### AIM OF THE EXERCISE
Scan the records for the word "retracting". Copy each line that includes it.

### Dataset records
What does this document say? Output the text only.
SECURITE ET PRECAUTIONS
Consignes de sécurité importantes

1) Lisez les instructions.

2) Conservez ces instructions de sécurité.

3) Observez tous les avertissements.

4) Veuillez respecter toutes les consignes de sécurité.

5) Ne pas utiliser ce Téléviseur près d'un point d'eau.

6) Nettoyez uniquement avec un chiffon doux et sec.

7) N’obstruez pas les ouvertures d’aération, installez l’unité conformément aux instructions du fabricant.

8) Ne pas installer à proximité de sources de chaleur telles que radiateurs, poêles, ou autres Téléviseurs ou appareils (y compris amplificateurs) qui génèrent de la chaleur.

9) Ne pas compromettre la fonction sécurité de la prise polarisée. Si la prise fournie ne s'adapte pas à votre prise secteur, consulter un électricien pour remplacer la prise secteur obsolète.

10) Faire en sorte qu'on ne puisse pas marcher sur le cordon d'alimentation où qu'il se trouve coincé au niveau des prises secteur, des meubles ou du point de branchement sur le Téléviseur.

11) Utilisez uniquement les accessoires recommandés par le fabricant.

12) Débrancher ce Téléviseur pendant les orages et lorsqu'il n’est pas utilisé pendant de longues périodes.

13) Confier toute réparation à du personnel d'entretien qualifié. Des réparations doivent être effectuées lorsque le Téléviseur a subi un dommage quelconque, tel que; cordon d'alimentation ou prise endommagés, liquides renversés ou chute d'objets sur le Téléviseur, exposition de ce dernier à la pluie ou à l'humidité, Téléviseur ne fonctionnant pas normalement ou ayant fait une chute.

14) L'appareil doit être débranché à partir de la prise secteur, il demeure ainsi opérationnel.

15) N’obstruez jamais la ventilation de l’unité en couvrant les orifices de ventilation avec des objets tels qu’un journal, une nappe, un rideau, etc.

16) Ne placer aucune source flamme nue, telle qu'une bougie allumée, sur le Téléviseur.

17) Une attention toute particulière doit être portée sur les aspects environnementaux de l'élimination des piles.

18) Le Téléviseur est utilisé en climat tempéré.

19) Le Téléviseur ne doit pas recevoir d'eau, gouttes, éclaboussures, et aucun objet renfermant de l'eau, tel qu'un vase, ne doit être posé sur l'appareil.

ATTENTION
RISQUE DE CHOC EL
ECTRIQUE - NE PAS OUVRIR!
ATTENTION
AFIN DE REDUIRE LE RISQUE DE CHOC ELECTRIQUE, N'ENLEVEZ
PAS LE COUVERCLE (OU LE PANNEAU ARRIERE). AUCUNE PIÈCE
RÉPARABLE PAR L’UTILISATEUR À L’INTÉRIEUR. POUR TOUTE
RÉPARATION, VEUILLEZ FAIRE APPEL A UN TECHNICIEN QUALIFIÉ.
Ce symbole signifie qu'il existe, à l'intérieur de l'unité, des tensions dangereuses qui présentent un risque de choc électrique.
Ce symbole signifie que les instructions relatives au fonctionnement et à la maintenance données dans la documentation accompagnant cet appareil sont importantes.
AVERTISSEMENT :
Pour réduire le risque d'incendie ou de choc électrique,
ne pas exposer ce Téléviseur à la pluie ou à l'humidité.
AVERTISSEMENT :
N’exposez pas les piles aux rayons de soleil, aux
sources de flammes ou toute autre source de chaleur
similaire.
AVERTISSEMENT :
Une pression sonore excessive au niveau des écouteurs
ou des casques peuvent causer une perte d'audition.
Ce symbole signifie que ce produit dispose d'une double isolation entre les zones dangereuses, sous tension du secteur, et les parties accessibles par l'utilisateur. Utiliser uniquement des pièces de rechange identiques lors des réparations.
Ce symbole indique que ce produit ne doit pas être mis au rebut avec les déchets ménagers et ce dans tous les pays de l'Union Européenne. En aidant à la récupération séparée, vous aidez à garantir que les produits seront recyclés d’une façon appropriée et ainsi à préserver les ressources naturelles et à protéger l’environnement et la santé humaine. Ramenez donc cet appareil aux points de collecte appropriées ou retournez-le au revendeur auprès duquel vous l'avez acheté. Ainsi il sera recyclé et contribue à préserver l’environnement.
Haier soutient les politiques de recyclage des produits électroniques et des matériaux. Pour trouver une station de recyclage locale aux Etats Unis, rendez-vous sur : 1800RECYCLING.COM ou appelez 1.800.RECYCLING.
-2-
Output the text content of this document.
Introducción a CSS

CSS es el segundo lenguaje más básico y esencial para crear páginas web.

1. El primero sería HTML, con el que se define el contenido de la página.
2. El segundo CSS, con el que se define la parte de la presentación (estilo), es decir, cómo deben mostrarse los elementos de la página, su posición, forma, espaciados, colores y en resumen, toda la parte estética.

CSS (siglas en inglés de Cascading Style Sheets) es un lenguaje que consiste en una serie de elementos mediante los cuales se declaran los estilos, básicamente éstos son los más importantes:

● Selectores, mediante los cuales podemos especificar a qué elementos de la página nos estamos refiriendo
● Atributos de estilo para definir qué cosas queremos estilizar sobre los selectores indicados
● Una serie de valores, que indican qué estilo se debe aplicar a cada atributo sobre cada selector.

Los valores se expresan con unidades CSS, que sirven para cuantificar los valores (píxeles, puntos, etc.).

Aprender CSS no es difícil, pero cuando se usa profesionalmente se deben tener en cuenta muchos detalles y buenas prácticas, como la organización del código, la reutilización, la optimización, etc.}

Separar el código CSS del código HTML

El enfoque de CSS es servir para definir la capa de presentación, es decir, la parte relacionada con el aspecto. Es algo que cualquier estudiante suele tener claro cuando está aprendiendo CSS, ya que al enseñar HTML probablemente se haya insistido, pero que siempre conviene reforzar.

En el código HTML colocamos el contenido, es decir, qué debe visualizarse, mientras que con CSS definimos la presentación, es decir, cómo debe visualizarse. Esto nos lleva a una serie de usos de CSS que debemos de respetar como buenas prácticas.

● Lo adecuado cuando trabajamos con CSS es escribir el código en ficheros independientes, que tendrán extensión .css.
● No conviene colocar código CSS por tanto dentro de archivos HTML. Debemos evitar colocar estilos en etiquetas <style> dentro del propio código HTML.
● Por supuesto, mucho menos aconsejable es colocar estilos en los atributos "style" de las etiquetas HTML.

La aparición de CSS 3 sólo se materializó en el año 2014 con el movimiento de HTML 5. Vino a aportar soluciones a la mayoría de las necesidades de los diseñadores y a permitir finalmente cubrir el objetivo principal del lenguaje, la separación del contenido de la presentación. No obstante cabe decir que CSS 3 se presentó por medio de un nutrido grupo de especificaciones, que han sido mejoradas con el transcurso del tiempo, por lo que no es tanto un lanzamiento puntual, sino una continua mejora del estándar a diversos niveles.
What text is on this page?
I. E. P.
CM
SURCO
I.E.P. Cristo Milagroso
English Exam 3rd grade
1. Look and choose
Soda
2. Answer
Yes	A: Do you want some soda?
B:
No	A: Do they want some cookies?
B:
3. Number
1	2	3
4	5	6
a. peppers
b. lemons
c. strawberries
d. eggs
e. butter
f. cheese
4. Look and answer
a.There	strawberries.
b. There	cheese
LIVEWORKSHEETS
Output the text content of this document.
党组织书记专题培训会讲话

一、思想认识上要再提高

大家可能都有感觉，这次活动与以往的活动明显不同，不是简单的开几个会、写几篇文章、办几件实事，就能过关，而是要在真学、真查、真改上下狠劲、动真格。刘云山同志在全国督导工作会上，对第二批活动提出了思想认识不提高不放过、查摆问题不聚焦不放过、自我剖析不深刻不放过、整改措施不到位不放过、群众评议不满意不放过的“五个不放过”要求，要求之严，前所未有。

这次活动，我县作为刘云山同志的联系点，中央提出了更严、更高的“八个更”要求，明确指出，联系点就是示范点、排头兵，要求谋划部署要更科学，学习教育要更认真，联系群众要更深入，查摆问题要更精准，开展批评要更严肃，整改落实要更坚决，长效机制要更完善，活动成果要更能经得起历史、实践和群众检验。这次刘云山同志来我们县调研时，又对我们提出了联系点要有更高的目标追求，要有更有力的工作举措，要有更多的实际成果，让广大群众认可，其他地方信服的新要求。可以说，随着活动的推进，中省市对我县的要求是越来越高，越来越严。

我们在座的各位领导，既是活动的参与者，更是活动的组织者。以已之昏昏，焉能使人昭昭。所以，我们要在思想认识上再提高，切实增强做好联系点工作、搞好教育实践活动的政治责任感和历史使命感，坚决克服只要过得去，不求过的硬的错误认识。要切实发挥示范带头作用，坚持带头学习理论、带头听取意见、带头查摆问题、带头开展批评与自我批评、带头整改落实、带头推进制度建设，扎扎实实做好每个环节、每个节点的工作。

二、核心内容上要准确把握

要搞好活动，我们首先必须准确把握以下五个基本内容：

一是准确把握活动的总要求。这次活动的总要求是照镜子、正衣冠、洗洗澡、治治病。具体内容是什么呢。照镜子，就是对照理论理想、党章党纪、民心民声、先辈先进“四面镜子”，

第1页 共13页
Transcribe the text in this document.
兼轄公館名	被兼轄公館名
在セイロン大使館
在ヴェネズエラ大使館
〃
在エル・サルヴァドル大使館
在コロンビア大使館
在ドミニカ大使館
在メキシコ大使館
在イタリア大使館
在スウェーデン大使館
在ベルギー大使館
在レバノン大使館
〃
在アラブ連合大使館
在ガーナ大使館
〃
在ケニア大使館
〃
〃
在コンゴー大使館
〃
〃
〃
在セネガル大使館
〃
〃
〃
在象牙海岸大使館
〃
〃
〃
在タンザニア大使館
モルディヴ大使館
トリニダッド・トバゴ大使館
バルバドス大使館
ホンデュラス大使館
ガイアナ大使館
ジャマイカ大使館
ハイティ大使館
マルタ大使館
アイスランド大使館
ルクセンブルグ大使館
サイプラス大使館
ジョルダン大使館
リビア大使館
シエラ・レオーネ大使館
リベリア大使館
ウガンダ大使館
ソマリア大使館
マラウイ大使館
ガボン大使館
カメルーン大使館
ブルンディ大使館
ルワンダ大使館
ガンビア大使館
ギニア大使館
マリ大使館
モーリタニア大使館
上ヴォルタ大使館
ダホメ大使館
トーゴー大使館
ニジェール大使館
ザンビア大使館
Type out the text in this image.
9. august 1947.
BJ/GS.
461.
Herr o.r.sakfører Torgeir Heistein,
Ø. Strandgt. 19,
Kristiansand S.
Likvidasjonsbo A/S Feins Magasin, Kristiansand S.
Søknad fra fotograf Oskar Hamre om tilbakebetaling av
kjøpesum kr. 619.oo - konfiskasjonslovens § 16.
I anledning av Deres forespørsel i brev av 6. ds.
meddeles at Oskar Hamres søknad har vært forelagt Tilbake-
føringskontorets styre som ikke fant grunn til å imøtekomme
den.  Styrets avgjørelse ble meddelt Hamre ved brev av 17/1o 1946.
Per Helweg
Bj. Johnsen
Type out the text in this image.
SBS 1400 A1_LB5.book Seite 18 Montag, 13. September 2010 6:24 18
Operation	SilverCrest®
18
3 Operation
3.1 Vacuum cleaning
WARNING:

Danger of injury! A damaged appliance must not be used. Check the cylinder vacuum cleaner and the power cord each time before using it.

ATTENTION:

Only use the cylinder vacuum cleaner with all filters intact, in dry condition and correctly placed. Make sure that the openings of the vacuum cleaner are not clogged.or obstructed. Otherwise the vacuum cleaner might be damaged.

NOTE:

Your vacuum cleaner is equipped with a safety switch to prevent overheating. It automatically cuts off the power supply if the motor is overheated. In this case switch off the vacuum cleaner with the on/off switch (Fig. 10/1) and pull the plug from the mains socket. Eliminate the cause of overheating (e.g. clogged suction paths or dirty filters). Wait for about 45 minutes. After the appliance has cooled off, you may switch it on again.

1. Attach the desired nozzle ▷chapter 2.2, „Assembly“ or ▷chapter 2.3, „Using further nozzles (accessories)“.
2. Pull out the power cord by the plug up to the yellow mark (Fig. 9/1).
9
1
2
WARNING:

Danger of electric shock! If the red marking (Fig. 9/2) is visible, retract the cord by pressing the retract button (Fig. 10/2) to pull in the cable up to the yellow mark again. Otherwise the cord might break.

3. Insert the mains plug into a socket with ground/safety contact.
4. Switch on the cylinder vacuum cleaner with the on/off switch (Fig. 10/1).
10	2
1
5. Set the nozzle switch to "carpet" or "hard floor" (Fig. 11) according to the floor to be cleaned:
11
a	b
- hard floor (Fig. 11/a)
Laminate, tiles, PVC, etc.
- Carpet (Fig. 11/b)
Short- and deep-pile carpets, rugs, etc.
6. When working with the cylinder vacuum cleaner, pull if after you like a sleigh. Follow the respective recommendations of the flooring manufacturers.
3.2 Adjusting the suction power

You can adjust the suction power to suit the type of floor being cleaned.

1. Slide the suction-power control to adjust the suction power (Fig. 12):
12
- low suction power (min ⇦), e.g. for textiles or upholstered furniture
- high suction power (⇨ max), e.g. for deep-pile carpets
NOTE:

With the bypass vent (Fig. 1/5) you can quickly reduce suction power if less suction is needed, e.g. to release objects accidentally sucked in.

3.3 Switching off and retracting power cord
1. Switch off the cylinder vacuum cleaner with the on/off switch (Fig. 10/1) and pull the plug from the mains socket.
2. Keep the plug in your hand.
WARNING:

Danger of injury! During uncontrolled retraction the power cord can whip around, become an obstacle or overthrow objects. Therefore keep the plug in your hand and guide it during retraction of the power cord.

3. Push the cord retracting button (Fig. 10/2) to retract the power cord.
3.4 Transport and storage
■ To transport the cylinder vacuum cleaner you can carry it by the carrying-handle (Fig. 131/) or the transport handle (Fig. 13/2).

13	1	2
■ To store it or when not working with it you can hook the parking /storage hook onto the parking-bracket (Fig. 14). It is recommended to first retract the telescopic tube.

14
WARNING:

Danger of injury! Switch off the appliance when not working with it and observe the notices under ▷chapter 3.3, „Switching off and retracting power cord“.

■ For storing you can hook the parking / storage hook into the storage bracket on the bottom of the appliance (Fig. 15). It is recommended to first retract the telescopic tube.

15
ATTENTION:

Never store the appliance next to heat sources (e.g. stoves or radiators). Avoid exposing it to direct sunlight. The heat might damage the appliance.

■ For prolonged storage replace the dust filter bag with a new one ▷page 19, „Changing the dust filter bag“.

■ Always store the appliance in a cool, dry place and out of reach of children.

### WRITTEN RESPONSE
3.3 Switching off and retracting power cord
3. Push the cord retracting button (Fig. 10/2) to retract the power cord.
Danger of injury! Switch off the appliance when not working with it and observe the notices under ▷chapter 3.3, „Switching off and retracting power cord“.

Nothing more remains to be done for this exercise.